[Dataset excerpts]
· · · · ·

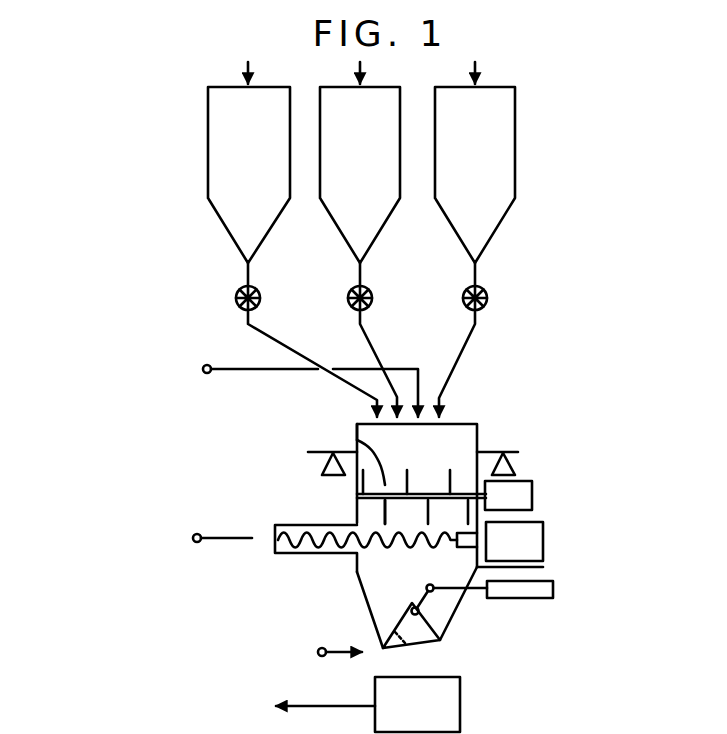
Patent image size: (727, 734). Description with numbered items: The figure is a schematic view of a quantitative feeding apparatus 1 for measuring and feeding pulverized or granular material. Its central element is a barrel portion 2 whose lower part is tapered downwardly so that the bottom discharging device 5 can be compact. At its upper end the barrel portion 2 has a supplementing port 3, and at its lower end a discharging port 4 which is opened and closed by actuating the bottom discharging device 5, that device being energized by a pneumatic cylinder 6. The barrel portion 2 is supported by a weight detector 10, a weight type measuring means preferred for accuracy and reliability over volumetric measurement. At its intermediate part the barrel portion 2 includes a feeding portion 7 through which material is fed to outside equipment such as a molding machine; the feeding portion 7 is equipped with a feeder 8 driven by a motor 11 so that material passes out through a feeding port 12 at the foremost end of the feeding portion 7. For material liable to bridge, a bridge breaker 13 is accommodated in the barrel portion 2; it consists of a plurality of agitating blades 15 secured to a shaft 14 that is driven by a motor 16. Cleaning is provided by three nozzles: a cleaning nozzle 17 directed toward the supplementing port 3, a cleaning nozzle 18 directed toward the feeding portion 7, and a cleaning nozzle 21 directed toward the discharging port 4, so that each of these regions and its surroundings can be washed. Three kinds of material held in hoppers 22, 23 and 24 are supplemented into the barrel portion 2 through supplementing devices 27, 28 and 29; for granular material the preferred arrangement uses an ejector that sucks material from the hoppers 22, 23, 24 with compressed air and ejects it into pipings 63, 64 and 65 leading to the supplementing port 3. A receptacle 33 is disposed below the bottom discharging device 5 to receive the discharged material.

The quantitative feeding apparatus 1 is at (470, 415).
The barrel portion 2 is at (478, 430).
The supplementing port 3 is at (359, 424).
The discharging port 4 is at (420, 645).
The bottom discharging device 5 is at (440, 637).
The pneumatic cylinder 6 is at (540, 592).
The feeding portion 7 is at (320, 555).
The feeder 8 is at (400, 545).
The weight detector 10 is at (320, 468).
The motor 11 is at (535, 538).
The feeding port 12 is at (275, 540).
The bridge breaker 13 is at (357, 440).
The shaft 14 is at (357, 505).
The agitating blades 15 is at (385, 517).
The motor 16 is at (532, 494).
The cleaning nozzle 17 is at (202, 369).
The cleaning nozzle 18 is at (193, 538).
The cleaning nozzle 21 is at (318, 652).
The hopper 22 is at (263, 228).
The hopper 23 is at (377, 228).
The hopper 24 is at (490, 224).
The supplementing device 27 is at (235, 298).
The supplementing device 28 is at (373, 298).
The supplementing device 29 is at (488, 298).
The receptacle 33 is at (460, 715).
The piping 63 is at (280, 342).
The piping 64 is at (372, 348).
The piping 65 is at (468, 344).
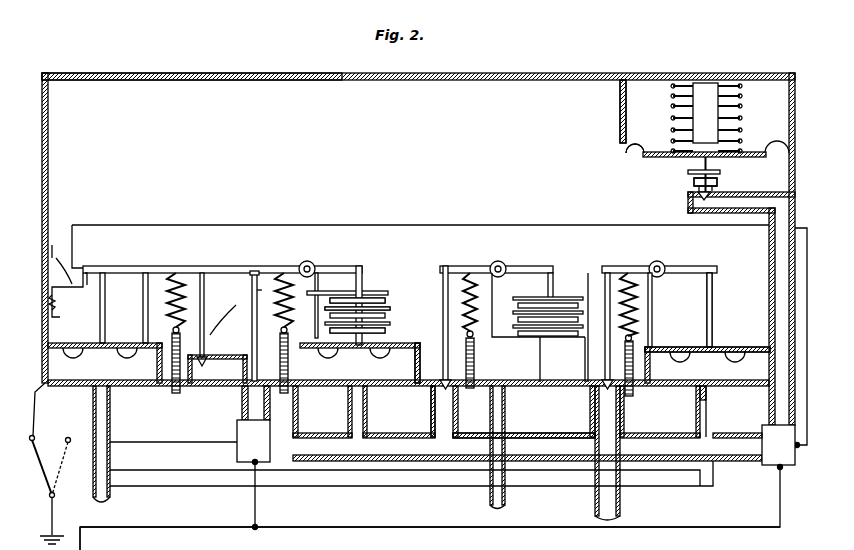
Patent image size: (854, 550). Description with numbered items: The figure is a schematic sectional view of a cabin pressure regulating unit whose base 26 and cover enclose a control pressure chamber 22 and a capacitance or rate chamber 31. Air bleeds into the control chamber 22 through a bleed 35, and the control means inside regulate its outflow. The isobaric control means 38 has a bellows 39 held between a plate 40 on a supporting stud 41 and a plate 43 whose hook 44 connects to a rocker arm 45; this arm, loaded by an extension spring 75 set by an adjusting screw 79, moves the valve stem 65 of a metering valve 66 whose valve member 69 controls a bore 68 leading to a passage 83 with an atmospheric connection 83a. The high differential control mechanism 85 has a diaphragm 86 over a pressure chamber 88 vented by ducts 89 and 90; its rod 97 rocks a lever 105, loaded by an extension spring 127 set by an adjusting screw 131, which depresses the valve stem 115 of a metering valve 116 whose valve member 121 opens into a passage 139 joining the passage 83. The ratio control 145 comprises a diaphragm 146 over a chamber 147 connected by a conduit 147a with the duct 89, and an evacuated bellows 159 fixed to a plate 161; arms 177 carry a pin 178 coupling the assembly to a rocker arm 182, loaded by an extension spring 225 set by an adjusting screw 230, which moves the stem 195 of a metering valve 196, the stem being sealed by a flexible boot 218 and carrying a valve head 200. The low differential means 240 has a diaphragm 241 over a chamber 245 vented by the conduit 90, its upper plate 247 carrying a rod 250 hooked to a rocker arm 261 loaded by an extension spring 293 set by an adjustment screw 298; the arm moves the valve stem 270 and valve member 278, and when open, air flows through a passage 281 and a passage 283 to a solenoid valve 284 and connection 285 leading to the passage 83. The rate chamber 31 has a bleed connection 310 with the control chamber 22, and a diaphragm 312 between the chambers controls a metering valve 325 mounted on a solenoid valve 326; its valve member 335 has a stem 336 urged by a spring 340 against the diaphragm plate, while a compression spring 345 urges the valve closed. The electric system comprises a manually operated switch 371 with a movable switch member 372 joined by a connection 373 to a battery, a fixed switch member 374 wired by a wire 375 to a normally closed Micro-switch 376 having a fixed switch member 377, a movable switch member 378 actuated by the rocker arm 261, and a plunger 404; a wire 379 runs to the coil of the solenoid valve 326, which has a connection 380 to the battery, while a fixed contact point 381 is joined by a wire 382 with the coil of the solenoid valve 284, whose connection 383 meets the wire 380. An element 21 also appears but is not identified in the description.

The control pressure chamber 22 is at (352, 171).
The bleed 35 is at (339, 81).
The capacitance or rate chamber 31 is at (762, 95).
The bleed connection 310 is at (621, 111).
The compression spring 345 is at (742, 110).
The diaphragm 312 is at (638, 157).
The stem 336 is at (722, 172).
The spring 340 is at (722, 183).
The metering valve 325 is at (692, 184).
The movable valve member 335 is at (700, 196).
The wire 379 is at (403, 205).
The rocker arm 261 is at (118, 261).
The movable switch member 378 is at (72, 284).
The movable plunger 404 is at (87, 300).
The fixed switch member 377 is at (56, 258).
The Micro-switch 376 is at (52, 246).
The rod 250 is at (99, 291).
The flexible diaphragm 241 is at (148, 348).
The chamber 245 is at (105, 363).
The low differential means 240 is at (180, 265).
The extension spring 293 is at (226, 256).
The valve stem 270 is at (206, 326).
The movable valve member 278 is at (205, 354).
The flexible boot 218 is at (250, 325).
The metering valve 196 is at (249, 275).
The stem 195 is at (258, 291).
The adjustment screw 298 is at (246, 304).
The extension spring 225 is at (284, 270).
The passage 281 is at (217, 369).
The rocker arm 182 is at (324, 258).
The upstanding arms 177 is at (356, 289).
The pin 178 is at (360, 266).
The ratio control 145 is at (387, 287).
The plate 161 is at (388, 300).
The evacuated bellows 159 is at (391, 312).
The diaphragm 146 is at (385, 335).
The chamber 147 is at (368, 375).
The metering valve 66 is at (434, 350).
The movable valve stem 65 is at (443, 288).
The valve member 69 is at (441, 379).
The rocker arm 45 is at (506, 262).
The extension spring 75 is at (479, 334).
The adjusting screw 79 is at (476, 370).
The plate 40 is at (526, 341).
The isobaric control means 38 is at (551, 291).
The hook 44 is at (538, 292).
The plate 43 is at (580, 305).
The metering valve 116 is at (588, 352).
The bellows 39 is at (582, 337).
The valve member 121 is at (590, 378).
The valve stem 115 is at (598, 280).
The rocker arm 105 is at (700, 246).
The extension spring 127 is at (640, 306).
The rod 97 is at (707, 319).
The high differential control mechanism 85 is at (718, 293).
The flexible diaphragm 86 is at (730, 349).
The pressure chamber 88 is at (718, 374).
The duct 90 is at (93, 424).
The wire 375 is at (35, 400).
The fixed contact point 381 is at (74, 430).
The movable switch member 372 is at (34, 452).
The fixed switch member 374 is at (62, 462).
The manually operated switch 371 is at (48, 493).
The connection 373 is at (52, 528).
The wire 382 is at (190, 443).
The valve head 200 is at (241, 400).
The solenoid valve 284 is at (266, 449).
The passage 283 is at (292, 412).
The adjusting screw 230 is at (350, 400).
The conduit 147a is at (350, 416).
The connection 285 is at (370, 446).
The bore 68 is at (437, 398).
The passage 83 is at (489, 470).
The base 26 is at (538, 388).
The wall 21 is at (510, 424).
The supporting stud 41 is at (552, 388).
The atmospheric connection 83a is at (594, 503).
The adjusting screw 131 is at (634, 396).
The passage 139 is at (625, 432).
The duct 89 is at (375, 480).
The solenoid valve 326 is at (790, 453).
The connection 380 is at (780, 486).
The connection 383 is at (304, 512).
The plate 247 is at (172, 538).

· · · · ·

REQUIREMENTS:
Put the records from their beginning through the line containing "The supplementing port 3 is at (359, 424)." into a Markdown table with the columns Row and Line. Number the rows, leave out blank lines, and omit the pictures.

ANSWER TO THIS PROBLEM:
| Row | Line |
|---|---|
| 1 | Patent image size: (727, 734). Description with numbered items: The figure is a schematic view of a quantitative feeding apparatus 1 for measuring and feeding pulverized or granular material. Its central element is a barrel portion 2 whose lower part is tapered downwardly so that the bottom discharging device 5 can be compact. At its upper end the barrel portion 2 has a supplementing port 3, and at its lower end a discharging port 4 which is opened and closed by actuating the bottom discharging device 5, that device being energized by a pneumatic cylinder 6. The barrel portion 2 is supported by a weight detector 10, a weight type measuring means preferred for accuracy and reliability over volumetric measurement. At its intermediate part the barrel portion 2 includes a feeding portion 7 through which material is fed to outside equipment such as a molding machine; the feeding portion 7 is equipped with a feeder 8 driven by a motor 11 so that material passes out through a feeding port 12 at the foremost end of the feeding portion 7. For material liable to bridge, a bridge breaker 13 is accommodated in the barrel portion 2; it consists of a plurality of agitating blades 15 secured to a shaft 14 that is driven by a motor 16. Cleaning is provided by three nozzles: a cleaning nozzle 17 directed toward the supplementing port 3, a cleaning nozzle 18 directed toward the feeding portion 7, and a cleaning nozzle 21 directed toward the discharging port 4, so that each of these regions and its surroundings can be washed. Three kinds of material held in hoppers 22, 23 and 24 are supplemented into the barrel portion 2 through supplementing devices 27, 28 and 29; for granular material the preferred arrangement uses an ejector that sucks material from the hoppers 22, 23, 24 with compressed air and ejects it into pipings 63, 64 and 65 leading to the supplementing port 3. A receptacle 33 is disposed below the bottom discharging device 5 to receive the discharged material. |
| 2 | The quantitative feeding apparatus 1 is at (470, 415). |
| 3 | The barrel portion 2 is at (478, 430). |
| 4 | The supplementing port 3 is at (359, 424). |